SET EXERCISE
Identify the lines containing the word "shown". Copy each one.

• • • • •

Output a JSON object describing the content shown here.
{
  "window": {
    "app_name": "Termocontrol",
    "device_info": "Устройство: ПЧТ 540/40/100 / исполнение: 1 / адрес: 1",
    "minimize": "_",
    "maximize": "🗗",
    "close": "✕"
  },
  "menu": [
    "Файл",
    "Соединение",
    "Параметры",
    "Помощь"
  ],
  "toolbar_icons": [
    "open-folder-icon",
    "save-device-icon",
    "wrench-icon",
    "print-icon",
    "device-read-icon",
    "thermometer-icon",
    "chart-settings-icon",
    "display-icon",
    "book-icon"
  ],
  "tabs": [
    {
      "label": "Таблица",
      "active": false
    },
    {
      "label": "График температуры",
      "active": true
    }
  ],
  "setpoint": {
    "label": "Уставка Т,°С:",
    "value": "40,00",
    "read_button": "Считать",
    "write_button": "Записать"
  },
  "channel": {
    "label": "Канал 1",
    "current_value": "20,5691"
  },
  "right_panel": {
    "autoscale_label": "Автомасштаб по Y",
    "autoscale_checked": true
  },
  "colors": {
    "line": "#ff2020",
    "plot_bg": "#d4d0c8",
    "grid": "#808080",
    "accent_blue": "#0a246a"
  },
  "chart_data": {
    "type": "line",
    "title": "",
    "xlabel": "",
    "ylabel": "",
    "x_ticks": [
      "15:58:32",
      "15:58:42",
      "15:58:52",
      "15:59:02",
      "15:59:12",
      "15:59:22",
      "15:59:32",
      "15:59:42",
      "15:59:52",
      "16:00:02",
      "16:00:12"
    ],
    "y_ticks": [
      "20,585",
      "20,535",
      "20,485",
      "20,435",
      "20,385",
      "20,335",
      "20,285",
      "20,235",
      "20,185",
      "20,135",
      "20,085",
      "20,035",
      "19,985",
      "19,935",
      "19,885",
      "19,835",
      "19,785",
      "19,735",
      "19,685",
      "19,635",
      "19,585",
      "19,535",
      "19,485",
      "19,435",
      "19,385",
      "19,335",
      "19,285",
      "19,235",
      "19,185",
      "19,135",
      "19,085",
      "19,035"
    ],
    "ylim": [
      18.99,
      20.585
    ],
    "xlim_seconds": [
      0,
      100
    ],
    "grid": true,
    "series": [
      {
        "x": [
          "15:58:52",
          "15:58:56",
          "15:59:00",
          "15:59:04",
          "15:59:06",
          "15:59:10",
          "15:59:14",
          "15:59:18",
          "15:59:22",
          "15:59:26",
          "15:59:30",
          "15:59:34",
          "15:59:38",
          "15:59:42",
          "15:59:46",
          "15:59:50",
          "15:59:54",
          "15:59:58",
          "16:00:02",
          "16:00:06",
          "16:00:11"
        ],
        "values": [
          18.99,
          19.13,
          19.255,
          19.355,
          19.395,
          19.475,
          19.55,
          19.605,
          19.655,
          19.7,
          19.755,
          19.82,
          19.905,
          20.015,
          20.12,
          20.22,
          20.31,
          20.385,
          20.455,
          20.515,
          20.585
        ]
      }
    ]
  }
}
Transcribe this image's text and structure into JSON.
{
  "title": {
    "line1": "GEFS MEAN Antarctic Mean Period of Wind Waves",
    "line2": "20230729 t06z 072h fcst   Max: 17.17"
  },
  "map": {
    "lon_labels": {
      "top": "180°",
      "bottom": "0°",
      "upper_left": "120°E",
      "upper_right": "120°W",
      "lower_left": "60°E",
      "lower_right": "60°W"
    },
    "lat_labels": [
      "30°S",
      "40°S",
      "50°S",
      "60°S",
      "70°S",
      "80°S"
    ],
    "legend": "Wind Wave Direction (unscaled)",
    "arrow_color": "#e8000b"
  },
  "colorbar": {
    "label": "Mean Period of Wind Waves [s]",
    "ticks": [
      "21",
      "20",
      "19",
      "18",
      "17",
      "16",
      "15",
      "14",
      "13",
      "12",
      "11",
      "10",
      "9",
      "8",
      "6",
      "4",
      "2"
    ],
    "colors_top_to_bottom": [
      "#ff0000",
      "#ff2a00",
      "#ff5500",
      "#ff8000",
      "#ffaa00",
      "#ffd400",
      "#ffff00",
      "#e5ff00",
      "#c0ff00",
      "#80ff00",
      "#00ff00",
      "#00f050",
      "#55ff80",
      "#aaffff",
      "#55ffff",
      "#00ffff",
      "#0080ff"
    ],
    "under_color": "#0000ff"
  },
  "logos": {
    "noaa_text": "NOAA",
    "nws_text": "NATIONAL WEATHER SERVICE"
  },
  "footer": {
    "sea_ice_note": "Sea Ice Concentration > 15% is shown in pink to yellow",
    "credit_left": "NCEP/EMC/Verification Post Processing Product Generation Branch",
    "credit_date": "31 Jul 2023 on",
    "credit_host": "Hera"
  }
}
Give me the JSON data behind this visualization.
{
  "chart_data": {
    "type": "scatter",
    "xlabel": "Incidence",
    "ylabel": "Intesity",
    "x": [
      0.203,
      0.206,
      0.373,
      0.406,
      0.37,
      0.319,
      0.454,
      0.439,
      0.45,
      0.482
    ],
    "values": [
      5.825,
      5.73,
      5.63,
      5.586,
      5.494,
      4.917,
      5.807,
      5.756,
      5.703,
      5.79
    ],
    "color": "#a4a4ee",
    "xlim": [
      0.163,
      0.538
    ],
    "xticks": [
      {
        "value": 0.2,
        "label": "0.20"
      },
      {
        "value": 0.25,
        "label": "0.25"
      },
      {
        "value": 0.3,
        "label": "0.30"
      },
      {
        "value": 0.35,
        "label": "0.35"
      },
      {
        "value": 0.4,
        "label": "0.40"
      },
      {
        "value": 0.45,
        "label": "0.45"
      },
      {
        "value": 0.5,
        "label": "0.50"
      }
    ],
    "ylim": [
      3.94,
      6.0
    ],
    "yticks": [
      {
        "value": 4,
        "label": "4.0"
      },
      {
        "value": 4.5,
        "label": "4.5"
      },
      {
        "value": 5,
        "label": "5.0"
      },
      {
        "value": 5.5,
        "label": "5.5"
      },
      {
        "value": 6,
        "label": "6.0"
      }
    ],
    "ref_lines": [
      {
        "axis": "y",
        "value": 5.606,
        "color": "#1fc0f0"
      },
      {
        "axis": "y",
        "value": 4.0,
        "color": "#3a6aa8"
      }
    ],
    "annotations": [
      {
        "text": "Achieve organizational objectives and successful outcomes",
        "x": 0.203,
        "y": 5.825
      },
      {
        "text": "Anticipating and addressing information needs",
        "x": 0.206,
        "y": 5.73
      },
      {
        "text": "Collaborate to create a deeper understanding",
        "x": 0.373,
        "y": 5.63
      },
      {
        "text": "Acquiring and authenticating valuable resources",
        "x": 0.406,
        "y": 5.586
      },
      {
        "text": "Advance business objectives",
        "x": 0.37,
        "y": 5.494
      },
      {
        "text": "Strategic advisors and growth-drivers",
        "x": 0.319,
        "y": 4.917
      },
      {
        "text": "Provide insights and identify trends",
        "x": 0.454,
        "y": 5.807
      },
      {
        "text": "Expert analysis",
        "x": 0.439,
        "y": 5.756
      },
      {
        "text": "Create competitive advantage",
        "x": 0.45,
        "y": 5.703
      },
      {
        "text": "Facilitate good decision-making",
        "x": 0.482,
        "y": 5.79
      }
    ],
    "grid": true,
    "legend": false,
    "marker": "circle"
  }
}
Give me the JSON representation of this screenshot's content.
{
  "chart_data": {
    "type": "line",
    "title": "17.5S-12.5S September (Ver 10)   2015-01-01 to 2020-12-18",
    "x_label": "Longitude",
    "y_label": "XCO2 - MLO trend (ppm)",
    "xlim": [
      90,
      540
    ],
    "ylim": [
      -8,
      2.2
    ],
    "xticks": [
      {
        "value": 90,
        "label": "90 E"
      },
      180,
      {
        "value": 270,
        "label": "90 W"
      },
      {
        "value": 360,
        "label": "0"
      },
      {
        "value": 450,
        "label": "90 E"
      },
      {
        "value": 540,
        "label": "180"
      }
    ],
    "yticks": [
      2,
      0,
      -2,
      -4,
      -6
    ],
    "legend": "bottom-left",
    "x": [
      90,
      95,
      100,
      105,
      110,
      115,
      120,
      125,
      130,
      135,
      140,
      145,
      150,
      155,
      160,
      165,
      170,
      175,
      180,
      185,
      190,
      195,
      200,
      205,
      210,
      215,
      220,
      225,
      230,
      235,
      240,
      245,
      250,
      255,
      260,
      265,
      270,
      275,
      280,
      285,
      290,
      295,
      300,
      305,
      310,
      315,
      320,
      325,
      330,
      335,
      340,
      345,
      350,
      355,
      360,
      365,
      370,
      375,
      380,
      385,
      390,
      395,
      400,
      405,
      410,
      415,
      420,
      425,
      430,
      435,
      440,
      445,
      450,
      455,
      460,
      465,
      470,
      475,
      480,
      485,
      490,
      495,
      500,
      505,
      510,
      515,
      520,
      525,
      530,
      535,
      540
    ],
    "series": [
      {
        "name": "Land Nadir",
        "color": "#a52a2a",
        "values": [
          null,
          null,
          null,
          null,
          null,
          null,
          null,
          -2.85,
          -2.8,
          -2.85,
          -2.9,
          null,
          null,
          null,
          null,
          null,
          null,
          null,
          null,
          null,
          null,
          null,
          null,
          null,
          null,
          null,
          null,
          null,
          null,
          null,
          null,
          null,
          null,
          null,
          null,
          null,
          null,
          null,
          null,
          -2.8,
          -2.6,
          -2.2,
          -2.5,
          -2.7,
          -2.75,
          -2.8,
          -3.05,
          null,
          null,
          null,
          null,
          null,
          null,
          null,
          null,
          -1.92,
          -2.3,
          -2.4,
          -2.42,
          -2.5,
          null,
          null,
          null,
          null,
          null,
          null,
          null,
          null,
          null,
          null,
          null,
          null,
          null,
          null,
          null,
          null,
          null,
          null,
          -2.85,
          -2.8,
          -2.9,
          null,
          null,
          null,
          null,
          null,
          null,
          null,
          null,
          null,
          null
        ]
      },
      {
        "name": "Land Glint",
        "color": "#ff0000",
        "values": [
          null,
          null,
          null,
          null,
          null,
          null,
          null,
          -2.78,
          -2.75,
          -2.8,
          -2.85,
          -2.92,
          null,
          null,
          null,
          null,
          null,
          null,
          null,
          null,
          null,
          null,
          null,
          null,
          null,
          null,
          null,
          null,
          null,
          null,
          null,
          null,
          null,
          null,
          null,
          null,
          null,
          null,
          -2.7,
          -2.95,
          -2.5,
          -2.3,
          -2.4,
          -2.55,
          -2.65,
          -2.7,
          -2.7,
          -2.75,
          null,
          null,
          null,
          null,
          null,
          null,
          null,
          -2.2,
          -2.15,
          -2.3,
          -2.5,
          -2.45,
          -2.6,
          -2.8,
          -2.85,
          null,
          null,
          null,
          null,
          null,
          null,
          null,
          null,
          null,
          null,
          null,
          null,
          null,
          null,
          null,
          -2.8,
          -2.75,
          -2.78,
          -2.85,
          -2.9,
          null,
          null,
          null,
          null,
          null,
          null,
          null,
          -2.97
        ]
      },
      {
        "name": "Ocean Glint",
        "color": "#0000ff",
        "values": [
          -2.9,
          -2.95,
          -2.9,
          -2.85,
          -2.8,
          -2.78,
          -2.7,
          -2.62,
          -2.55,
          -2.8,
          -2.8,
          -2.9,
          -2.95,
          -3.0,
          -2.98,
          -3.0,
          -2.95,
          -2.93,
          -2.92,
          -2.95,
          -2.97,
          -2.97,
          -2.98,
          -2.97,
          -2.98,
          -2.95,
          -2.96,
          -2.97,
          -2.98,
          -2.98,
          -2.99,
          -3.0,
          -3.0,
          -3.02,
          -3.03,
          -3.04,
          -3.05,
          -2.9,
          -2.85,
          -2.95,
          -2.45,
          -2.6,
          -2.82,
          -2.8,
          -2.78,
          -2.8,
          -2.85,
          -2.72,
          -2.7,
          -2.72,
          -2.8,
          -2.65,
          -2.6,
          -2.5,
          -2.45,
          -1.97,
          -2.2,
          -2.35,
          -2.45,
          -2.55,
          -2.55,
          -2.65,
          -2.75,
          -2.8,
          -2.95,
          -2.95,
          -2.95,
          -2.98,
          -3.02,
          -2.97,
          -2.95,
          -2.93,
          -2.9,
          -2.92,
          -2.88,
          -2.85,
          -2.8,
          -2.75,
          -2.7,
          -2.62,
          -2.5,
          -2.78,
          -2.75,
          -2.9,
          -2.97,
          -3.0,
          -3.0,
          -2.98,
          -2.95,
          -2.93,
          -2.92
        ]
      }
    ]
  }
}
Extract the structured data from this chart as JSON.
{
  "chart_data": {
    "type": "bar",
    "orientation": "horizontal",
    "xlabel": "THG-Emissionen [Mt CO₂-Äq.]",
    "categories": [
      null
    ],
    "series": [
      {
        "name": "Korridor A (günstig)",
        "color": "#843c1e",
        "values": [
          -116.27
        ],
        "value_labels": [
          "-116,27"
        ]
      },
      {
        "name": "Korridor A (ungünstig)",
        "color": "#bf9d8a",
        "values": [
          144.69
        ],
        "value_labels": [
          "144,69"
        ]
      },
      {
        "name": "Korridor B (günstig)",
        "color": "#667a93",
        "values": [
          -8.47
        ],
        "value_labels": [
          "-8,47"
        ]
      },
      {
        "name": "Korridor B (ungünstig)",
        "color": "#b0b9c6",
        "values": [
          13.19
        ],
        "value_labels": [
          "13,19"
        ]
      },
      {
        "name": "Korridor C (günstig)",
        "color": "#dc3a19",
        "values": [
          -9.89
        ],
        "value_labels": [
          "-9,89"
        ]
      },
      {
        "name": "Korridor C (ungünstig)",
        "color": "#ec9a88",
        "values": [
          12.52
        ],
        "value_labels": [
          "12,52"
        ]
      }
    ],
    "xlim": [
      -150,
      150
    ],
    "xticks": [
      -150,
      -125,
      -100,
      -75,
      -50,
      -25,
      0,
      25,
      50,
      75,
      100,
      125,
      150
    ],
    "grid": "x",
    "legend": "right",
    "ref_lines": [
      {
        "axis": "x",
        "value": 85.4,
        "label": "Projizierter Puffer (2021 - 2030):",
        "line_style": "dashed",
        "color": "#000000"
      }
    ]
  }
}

• • • • •

FULL OUTPUT
Output a JSON object describing the content shown here.
    "sea_ice_note": "Sea Ice Concentration > 15% is shown in pink to yellow",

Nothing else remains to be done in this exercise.